▶ [Stated problem]: Reproduce all the entries exactly and keep the pictures out.

===== Records for the task

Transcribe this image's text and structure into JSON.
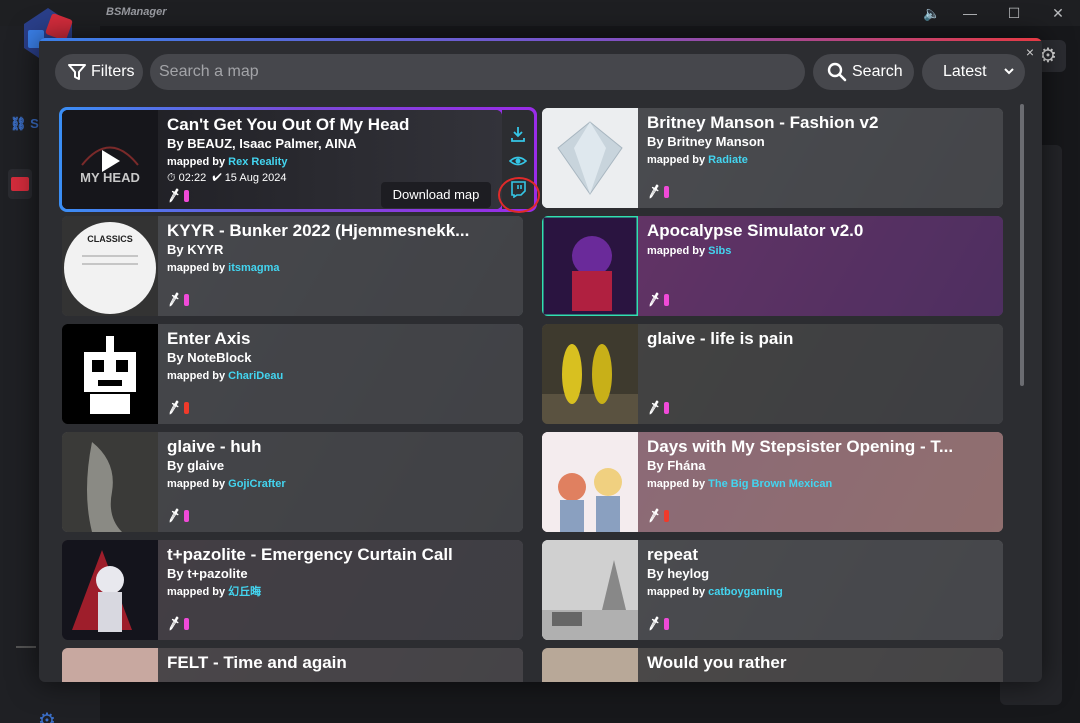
{
  "app": {
    "title": "BSManager"
  },
  "sidebar": {
    "link_label": "S"
  },
  "modal": {
    "close_glyph": "×"
  },
  "toolbar": {
    "filters_label": "Filters",
    "search_placeholder": "Search a map",
    "search_value": "",
    "search_button_label": "Search",
    "sort_selected": "Latest"
  },
  "tooltip": {
    "label": "Download map"
  },
  "maps": [
    {
      "title": "Can't Get You Out Of My Head",
      "by": "By BEAUZ, Isaac Palmer, AINA",
      "mapped_prefix": "mapped by",
      "mapper": "Rex Reality",
      "duration": "02:22",
      "date": "15 Aug 2024",
      "pills": [
        "#f04ad8"
      ],
      "cover_text": "MY HEAD"
    },
    {
      "title": "Britney Manson - Fashion v2",
      "by": "By Britney Manson",
      "mapped_prefix": "mapped by",
      "mapper": "Radiate",
      "pills": [
        "#f04ad8"
      ]
    },
    {
      "title": "KYYR - Bunker 2022 (Hjemmesnekk...",
      "by": "By KYYR",
      "mapped_prefix": "mapped by",
      "mapper": "itsmagma",
      "pills": [
        "#f04ad8"
      ],
      "cover_text": "CLASSICS"
    },
    {
      "title": "Apocalypse Simulator v2.0",
      "by": "",
      "mapped_prefix": "mapped by",
      "mapper": "Sibs",
      "pills": [
        "#f04ad8"
      ]
    },
    {
      "title": "Enter Axis",
      "by": "By NoteBlock",
      "mapped_prefix": "mapped by",
      "mapper": "ChariDeau",
      "pills": [
        "#f03a2a"
      ]
    },
    {
      "title": "glaive - life is pain",
      "by": "",
      "mapped_prefix": "",
      "mapper": "",
      "pills": [
        "#f04ad8"
      ]
    },
    {
      "title": "glaive - huh",
      "by": "By glaive",
      "mapped_prefix": "mapped by",
      "mapper": "GojiCrafter",
      "pills": [
        "#f04ad8"
      ]
    },
    {
      "title": "Days with My Stepsister Opening - T...",
      "by": "By Fhána",
      "mapped_prefix": "mapped by",
      "mapper": "The Big Brown Mexican",
      "pills": [
        "#f03a2a"
      ]
    },
    {
      "title": "t+pazolite - Emergency Curtain Call",
      "by": "By t+pazolite",
      "mapped_prefix": "mapped by",
      "mapper": "幻丘晦",
      "pills": [
        "#f04ad8"
      ]
    },
    {
      "title": "repeat",
      "by": "By heylog",
      "mapped_prefix": "mapped by",
      "mapper": "catboygaming",
      "pills": [
        "#f04ad8"
      ]
    },
    {
      "title": "FELT - Time and again",
      "by": "",
      "mapped_prefix": "",
      "mapper": "",
      "pills": []
    },
    {
      "title": "Would you rather",
      "by": "",
      "mapped_prefix": "",
      "mapper": "",
      "pills": []
    }
  ],
  "colors": {
    "accent": "#3a7fe8",
    "mapper": "#43d5f0",
    "highlight": "#e02a2a",
    "action_icon": "#35c6e6"
  }
}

==========

▶ [Result below]:
Transcribe this image's text and structure into JSON.
{
  "app": {
    "title": "BSManager"
  },
  "sidebar": {
    "link_label": "S"
  },
  "modal": {
    "close_glyph": "×"
  },
  "toolbar": {
    "filters_label": "Filters",
    "search_placeholder": "Search a map",
    "search_value": "",
    "search_button_label": "Search",
    "sort_selected": "Latest"
  },
  "tooltip": {
    "label": "Download map"
  },
  "maps": [
    {
      "title": "Can't Get You Out Of My Head",
      "by": "By BEAUZ, Isaac Palmer, AINA",
      "mapped_prefix": "mapped by",
      "mapper": "Rex Reality",
      "duration": "02:22",
      "date": "15 Aug 2024",
      "pills": [
        "#f04ad8"
      ],
      "cover_text": "MY HEAD"
    },
    {
      "title": "Britney Manson - Fashion v2",
      "by": "By Britney Manson",
      "mapped_prefix": "mapped by",
      "mapper": "Radiate",
      "pills": [
        "#f04ad8"
      ]
    },
    {
      "title": "KYYR - Bunker 2022 (Hjemmesnekk...",
      "by": "By KYYR",
      "mapped_prefix": "mapped by",
      "mapper": "itsmagma",
      "pills": [
        "#f04ad8"
      ],
      "cover_text": "CLASSICS"
    },
    {
      "title": "Apocalypse Simulator v2.0",
      "by": "",
      "mapped_prefix": "mapped by",
      "mapper": "Sibs",
      "pills": [
        "#f04ad8"
      ]
    },
    {
      "title": "Enter Axis",
      "by": "By NoteBlock",
      "mapped_prefix": "mapped by",
      "mapper": "ChariDeau",
      "pills": [
        "#f03a2a"
      ]
    },
    {
      "title": "glaive - life is pain",
      "by": "",
      "mapped_prefix": "",
      "mapper": "",
      "pills": [
        "#f04ad8"
      ]
    },
    {
      "title": "glaive - huh",
      "by": "By glaive",
      "mapped_prefix": "mapped by",
      "mapper": "GojiCrafter",
      "pills": [
        "#f04ad8"
      ]
    },
    {
      "title": "Days with My Stepsister Opening - T...",
      "by": "By Fhána",
      "mapped_prefix": "mapped by",
      "mapper": "The Big Brown Mexican",
      "pills": [
        "#f03a2a"
      ]
    },
    {
      "title": "t+pazolite - Emergency Curtain Call",
      "by": "By t+pazolite",
      "mapped_prefix": "mapped by",
      "mapper": "幻丘晦",
      "pills": [
        "#f04ad8"
      ]
    },
    {
      "title": "repeat",
      "by": "By heylog",
      "mapped_prefix": "mapped by",
      "mapper": "catboygaming",
      "pills": [
        "#f04ad8"
      ]
    },
    {
      "title": "FELT - Time and again",
      "by": "",
      "mapped_prefix": "",
      "mapper": "",
      "pills": []
    },
    {
      "title": "Would you rather",
      "by": "",
      "mapped_prefix": "",
      "mapper": "",
      "pills": []
    }
  ],
  "colors": {
    "accent": "#3a7fe8",
    "mapper": "#43d5f0",
    "highlight": "#e02a2a",
    "action_icon": "#35c6e6"
  }
}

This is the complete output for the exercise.